Records contained in a dataset:
══════════════════════════════
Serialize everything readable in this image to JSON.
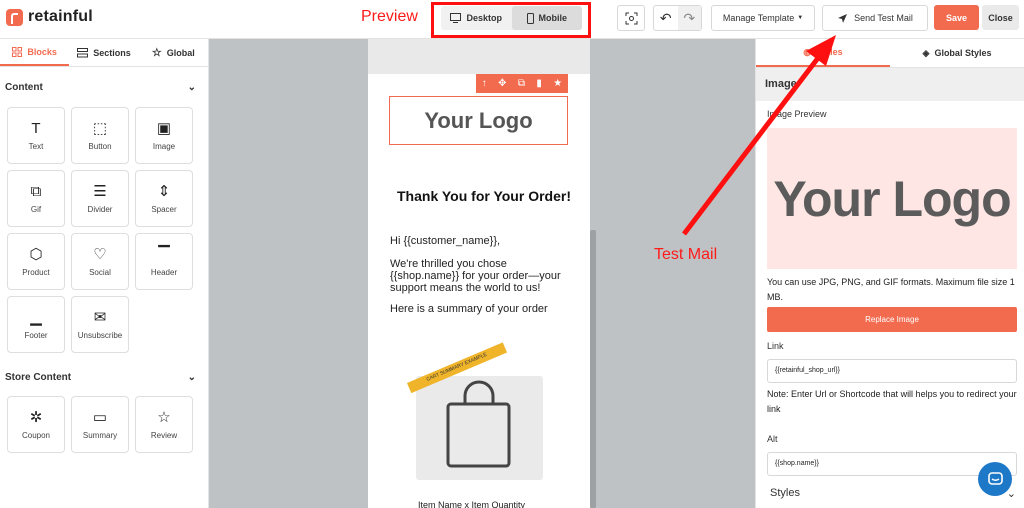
{
  "app": {
    "logo_text": "retainful"
  },
  "annotations": {
    "preview": "Preview",
    "test_mail": "Test Mail"
  },
  "toolbar": {
    "desktop_label": "Desktop",
    "mobile_label": "Mobile",
    "manage_template_label": "Manage Template",
    "send_test_mail_label": "Send Test Mail",
    "save_label": "Save",
    "close_label": "Close"
  },
  "left_panel": {
    "tabs": [
      {
        "label": "Blocks",
        "icon": "grid-icon"
      },
      {
        "label": "Sections",
        "icon": "sections-icon"
      },
      {
        "label": "Global",
        "icon": "star-icon"
      }
    ],
    "content_heading": "Content",
    "content_blocks": [
      {
        "label": "Text",
        "icon": "text-icon"
      },
      {
        "label": "Button",
        "icon": "button-icon"
      },
      {
        "label": "Image",
        "icon": "image-icon"
      },
      {
        "label": "Gif",
        "icon": "gif-icon"
      },
      {
        "label": "Divider",
        "icon": "divider-icon"
      },
      {
        "label": "Spacer",
        "icon": "spacer-icon"
      },
      {
        "label": "Product",
        "icon": "product-icon"
      },
      {
        "label": "Social",
        "icon": "heart-icon"
      },
      {
        "label": "Header",
        "icon": "header-icon"
      },
      {
        "label": "Footer",
        "icon": "footer-icon"
      },
      {
        "label": "Unsubscribe",
        "icon": "unsubscribe-icon"
      }
    ],
    "store_heading": "Store Content",
    "store_blocks": [
      {
        "label": "Coupon",
        "icon": "coupon-icon"
      },
      {
        "label": "Summary",
        "icon": "summary-icon"
      },
      {
        "label": "Review",
        "icon": "star-icon"
      }
    ]
  },
  "email": {
    "logo_text": "Your Logo",
    "title": "Thank You for Your Order!",
    "greeting": "Hi {{customer_name}},",
    "body": "We're thrilled you chose {{shop.name}} for your order—your support means the world to us!",
    "summary_intro": "Here is a summary of your order",
    "ribbon_text": "CART SUMMARY EXAMPLE",
    "item_line": "Item Name x Item Quantity"
  },
  "right_panel": {
    "tabs": [
      {
        "label": "Styles",
        "icon": "palette-icon"
      },
      {
        "label": "Global Styles",
        "icon": "paint-bucket-icon"
      }
    ],
    "section_title": "Image",
    "image_preview_label": "Image Preview",
    "preview_logo_text": "Your Logo",
    "format_note": "You can use JPG, PNG, and GIF formats. Maximum file size 1 MB.",
    "replace_label": "Replace Image",
    "link_label": "Link",
    "link_value": "{{retainful_shop_url}}",
    "link_note": "Note: Enter Url or Shortcode that will helps you to redirect your link",
    "alt_label": "Alt",
    "alt_value": "{{shop.name}}",
    "styles_label": "Styles"
  },
  "colors": {
    "accent": "#f26b4f",
    "annotation": "#ff1a1a",
    "chat": "#1e78c8"
  }
}
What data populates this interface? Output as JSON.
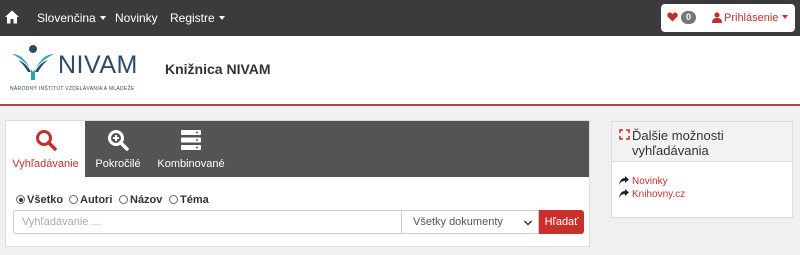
{
  "nav": {
    "language": "Slovenčina",
    "news": "Novinky",
    "registers": "Registre",
    "favorites_count": "0",
    "login": "Prihlásenie"
  },
  "header": {
    "logo_text": "NIVAM",
    "logo_subtitle": "NÁRODNÝ INŠTITÚT VZDELÁVANIA A MLÁDEŽE",
    "title": "Knižnica NIVAM"
  },
  "search": {
    "tabs": [
      {
        "label": "Vyhľadávanie",
        "icon": "search-icon"
      },
      {
        "label": "Pokročilé",
        "icon": "zoom-in-icon"
      },
      {
        "label": "Kombinované",
        "icon": "server-stack-icon"
      }
    ],
    "radios": [
      {
        "label": "Všetko",
        "checked": true
      },
      {
        "label": "Autori",
        "checked": false
      },
      {
        "label": "Názov",
        "checked": false
      },
      {
        "label": "Téma",
        "checked": false
      }
    ],
    "placeholder": "Vyhľadávanie ...",
    "doc_type": "Všetky dokumenty",
    "button": "Hľadať"
  },
  "sidebar": {
    "title": "Ďalšie možnosti vyhľadávania",
    "links": [
      "Novinky",
      "Knihovny.cz"
    ]
  },
  "colors": {
    "accent": "#c9302c",
    "topbar": "#3b3b3b",
    "tabsbar": "#545454",
    "brand": "#2f4a66",
    "brand_teal": "#2aa6a8"
  }
}
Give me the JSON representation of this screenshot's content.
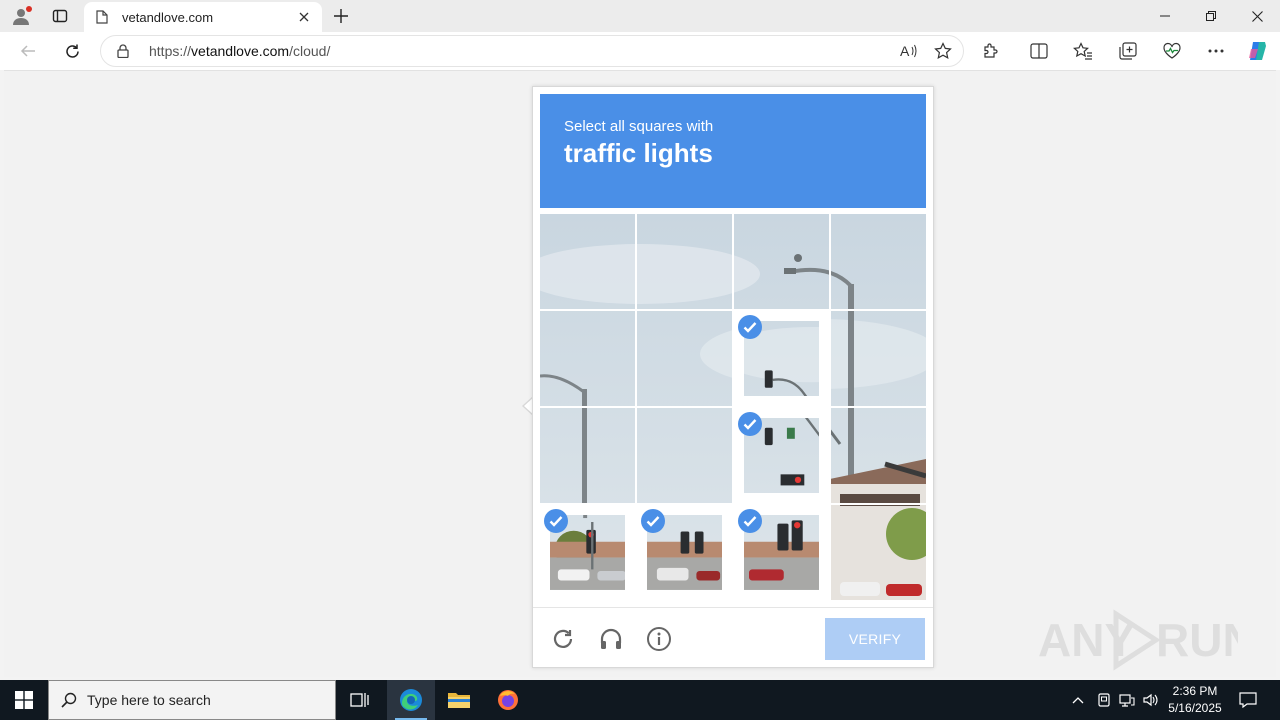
══════════════════════════════
Give back the whole listing as it stands, minus its pictures.

THE SOLUTION:
Serialize everything readable in this image to JSON.
{
  "app": {
    "logo_text": "retainful"
  },
  "annotations": {
    "preview": "Preview",
    "test_mail": "Test Mail"
  },
  "toolbar": {
    "desktop_label": "Desktop",
    "mobile_label": "Mobile",
    "manage_template_label": "Manage Template",
    "send_test_mail_label": "Send Test Mail",
    "save_label": "Save",
    "close_label": "Close"
  },
  "left_panel": {
    "tabs": [
      {
        "label": "Blocks",
        "icon": "grid-icon"
      },
      {
        "label": "Sections",
        "icon": "sections-icon"
      },
      {
        "label": "Global",
        "icon": "star-icon"
      }
    ],
    "content_heading": "Content",
    "content_blocks": [
      {
        "label": "Text",
        "icon": "text-icon"
      },
      {
        "label": "Button",
        "icon": "button-icon"
      },
      {
        "label": "Image",
        "icon": "image-icon"
      },
      {
        "label": "Gif",
        "icon": "gif-icon"
      },
      {
        "label": "Divider",
        "icon": "divider-icon"
      },
      {
        "label": "Spacer",
        "icon": "spacer-icon"
      },
      {
        "label": "Product",
        "icon": "product-icon"
      },
      {
        "label": "Social",
        "icon": "heart-icon"
      },
      {
        "label": "Header",
        "icon": "header-icon"
      },
      {
        "label": "Footer",
        "icon": "footer-icon"
      },
      {
        "label": "Unsubscribe",
        "icon": "unsubscribe-icon"
      }
    ],
    "store_heading": "Store Content",
    "store_blocks": [
      {
        "label": "Coupon",
        "icon": "coupon-icon"
      },
      {
        "label": "Summary",
        "icon": "summary-icon"
      },
      {
        "label": "Review",
        "icon": "star-icon"
      }
    ]
  },
  "email": {
    "logo_text": "Your Logo",
    "title": "Thank You for Your Order!",
    "greeting": "Hi {{customer_name}},",
    "body": "We're thrilled you chose {{shop.name}} for your order—your support means the world to us!",
    "summary_intro": "Here is a summary of your order",
    "ribbon_text": "CART SUMMARY EXAMPLE",
    "item_line": "Item Name x Item Quantity"
  },
  "right_panel": {
    "tabs": [
      {
        "label": "Styles",
        "icon": "palette-icon"
      },
      {
        "label": "Global Styles",
        "icon": "paint-bucket-icon"
      }
    ],
    "section_title": "Image",
    "image_preview_label": "Image Preview",
    "preview_logo_text": "Your Logo",
    "format_note": "You can use JPG, PNG, and GIF formats. Maximum file size 1 MB.",
    "replace_label": "Replace Image",
    "link_label": "Link",
    "link_value": "{{retainful_shop_url}}",
    "link_note": "Note: Enter Url or Shortcode that will helps you to redirect your link",
    "alt_label": "Alt",
    "alt_value": "{{shop.name}}",
    "styles_label": "Styles"
  },
  "colors": {
    "accent": "#f26b4f",
    "annotation": "#ff1a1a",
    "chat": "#1e78c8"
  }
}
What data populates this interface? Output as JSON.
{
  "nav": {
    "language": "Slovenčina",
    "news": "Novinky",
    "registers": "Registre",
    "favorites_count": "0",
    "login": "Prihlásenie"
  },
  "header": {
    "logo_text": "NIVAM",
    "logo_subtitle": "NÁRODNÝ INŠTITÚT VZDELÁVANIA A MLÁDEŽE",
    "title": "Knižnica NIVAM"
  },
  "search": {
    "tabs": [
      {
        "label": "Vyhľadávanie",
        "icon": "search-icon"
      },
      {
        "label": "Pokročilé",
        "icon": "zoom-in-icon"
      },
      {
        "label": "Kombinované",
        "icon": "server-stack-icon"
      }
    ],
    "radios": [
      {
        "label": "Všetko",
        "checked": true
      },
      {
        "label": "Autori",
        "checked": false
      },
      {
        "label": "Názov",
        "checked": false
      },
      {
        "label": "Téma",
        "checked": false
      }
    ],
    "placeholder": "Vyhľadávanie ...",
    "doc_type": "Všetky dokumenty",
    "button": "Hľadať"
  },
  "sidebar": {
    "title": "Ďalšie možnosti vyhľadávania",
    "links": [
      "Novinky",
      "Knihovny.cz"
    ]
  },
  "colors": {
    "accent": "#c9302c",
    "topbar": "#3b3b3b",
    "tabsbar": "#545454",
    "brand": "#2f4a66",
    "brand_teal": "#2aa6a8"
  }
}
Give me the JSON representation of this screenshot's content.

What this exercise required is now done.